• TEXT EXTRACT:
────────────────────────────────────────

# hamster breeders?



## Nyah626 (Jul 23, 2017)

Hi I'm looking for a breeder in Northern Ireland (or Ireland i don't care!!) because i can't bear to get any more poor sickly hamsters from [email protected] but I still can't give up on owning them, I love them so much!!

I will go anywhere and everywhere in Ireland for a healthy happy dwarf hamster!
Did i forget to mention that i'm not that interested in syrians? sorry.

Yeah well I hope someone will be able to help!!
Thanks


----------



## ForestWomble (May 2, 2013)

This any help?:
https://www.northernhamsterclub.co....eders-list&catid=8:hamster-breeding&Itemid=28


----------



## Nyah626 (Jul 23, 2017)

Animallover26 said:


> This any help?:
> https://www.northernhamsterclub.co....eders-list&catid=8:hamster-breeding&Itemid=28


sadly no, none of these breeders are in ireland thanks for trying though!


----------



## ForestWomble (May 2, 2013)

Nyah626 said:


> sadly no, none of these breeders are in ireland thanks for trying though!


Sorry I was no help.

Hope you find a breeder, I'll keep a look out though.


----------



## Nyah626 (Jul 23, 2017)

It is ok


----------

────────────────────────────────────────

• STORED DATA:
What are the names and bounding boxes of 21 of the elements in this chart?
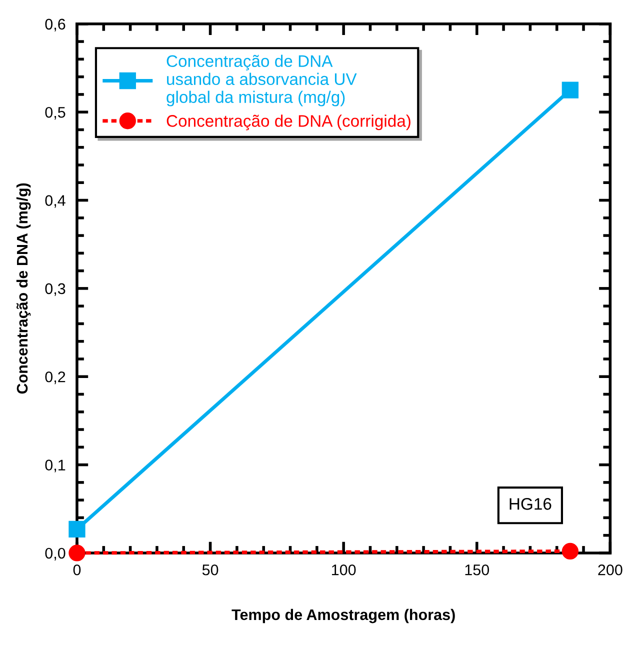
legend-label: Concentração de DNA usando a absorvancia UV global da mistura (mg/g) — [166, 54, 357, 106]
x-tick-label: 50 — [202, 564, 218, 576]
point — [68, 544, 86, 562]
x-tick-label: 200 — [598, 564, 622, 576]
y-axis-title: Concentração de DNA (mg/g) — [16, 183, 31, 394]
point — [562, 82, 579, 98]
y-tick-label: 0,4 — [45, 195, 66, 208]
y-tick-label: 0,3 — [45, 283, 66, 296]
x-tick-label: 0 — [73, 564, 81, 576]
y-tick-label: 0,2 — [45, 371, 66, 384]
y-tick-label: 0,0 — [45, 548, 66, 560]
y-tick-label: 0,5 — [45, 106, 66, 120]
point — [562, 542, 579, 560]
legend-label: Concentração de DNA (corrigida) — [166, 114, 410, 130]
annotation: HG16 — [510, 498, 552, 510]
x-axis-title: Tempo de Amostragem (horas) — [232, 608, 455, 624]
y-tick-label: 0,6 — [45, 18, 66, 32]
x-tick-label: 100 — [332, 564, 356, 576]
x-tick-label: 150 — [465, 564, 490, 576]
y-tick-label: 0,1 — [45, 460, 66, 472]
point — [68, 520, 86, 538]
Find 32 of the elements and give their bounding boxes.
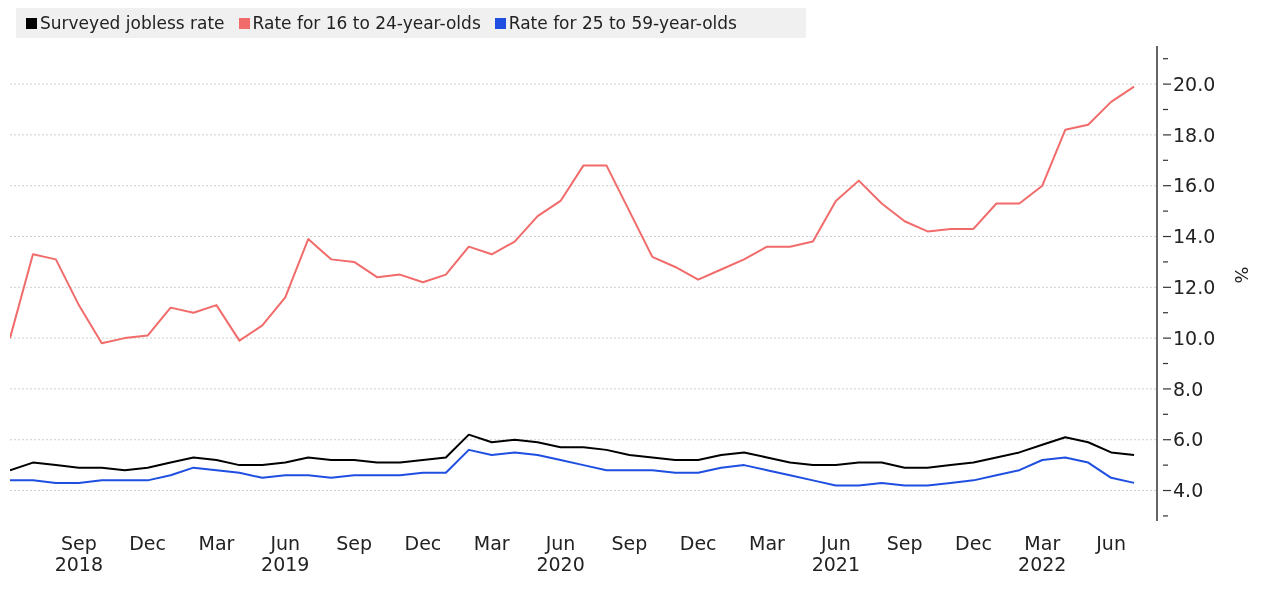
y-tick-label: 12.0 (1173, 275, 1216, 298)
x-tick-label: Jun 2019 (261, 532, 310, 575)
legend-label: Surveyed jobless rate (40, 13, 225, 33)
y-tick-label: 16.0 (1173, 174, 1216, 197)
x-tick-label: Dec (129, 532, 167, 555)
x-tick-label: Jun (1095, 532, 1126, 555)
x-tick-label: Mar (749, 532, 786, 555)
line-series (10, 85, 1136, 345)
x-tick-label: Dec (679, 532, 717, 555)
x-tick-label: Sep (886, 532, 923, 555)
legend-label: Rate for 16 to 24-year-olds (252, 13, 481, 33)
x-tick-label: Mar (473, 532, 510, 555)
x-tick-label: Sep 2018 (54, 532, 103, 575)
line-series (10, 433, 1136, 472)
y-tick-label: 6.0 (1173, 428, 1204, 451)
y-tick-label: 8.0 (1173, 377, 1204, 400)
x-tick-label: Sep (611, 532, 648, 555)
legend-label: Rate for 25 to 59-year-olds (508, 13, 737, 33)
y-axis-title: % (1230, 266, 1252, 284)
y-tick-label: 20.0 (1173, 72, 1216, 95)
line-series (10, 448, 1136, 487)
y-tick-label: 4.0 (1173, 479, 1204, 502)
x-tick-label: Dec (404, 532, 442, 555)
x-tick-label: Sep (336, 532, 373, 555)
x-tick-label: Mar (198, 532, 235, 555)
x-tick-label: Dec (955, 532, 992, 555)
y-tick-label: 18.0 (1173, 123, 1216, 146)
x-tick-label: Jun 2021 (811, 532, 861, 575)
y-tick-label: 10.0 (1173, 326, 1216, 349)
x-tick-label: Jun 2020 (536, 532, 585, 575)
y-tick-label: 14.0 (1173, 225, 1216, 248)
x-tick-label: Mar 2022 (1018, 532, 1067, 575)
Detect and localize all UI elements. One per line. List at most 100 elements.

────────────────────────────────────────

• GIVEN REQUEST 1: Based on the hamster breeder thread, decide whether each statement agrees with it: (a) The person looking for a breeder mainly wants Syrian hamsters. (b) The reply to the shared link says none of the listed breeders are in Ireland. (c) The person who shared the link says they will keep a look out. Answer yes or no for each, quoting the deciding words.
• GIVEN REQUEST 2: Translate this sentence from the hamster breeder thread into French: "I will go anywhere and everywhere in Ireland for a healthy happy dwarf hamster!"
• GIVEN REQUEST 3: Transcribe the stretch of the hamster breeder thread from "Hi I'm looking" through "them so much!!".

• FINISHED ANSWER 1:
(a) No: "i'm not that interested in syrians"
(b) Yes: "none of these breeders are in ireland"
(c) Yes: "I'll keep a look out though."

• FINISHED ANSWER 2: J'irai n'importe où et partout en Irlande pour un hamster nain en bonne santé et heureux !

• FINISHED ANSWER 3:
Hi I'm looking for a breeder in Northern Ireland (or Ireland i don't care!!) because i can't bear to get any more poor sickly hamsters from [email protected] but I still can't give up on owning them, I love them so much!!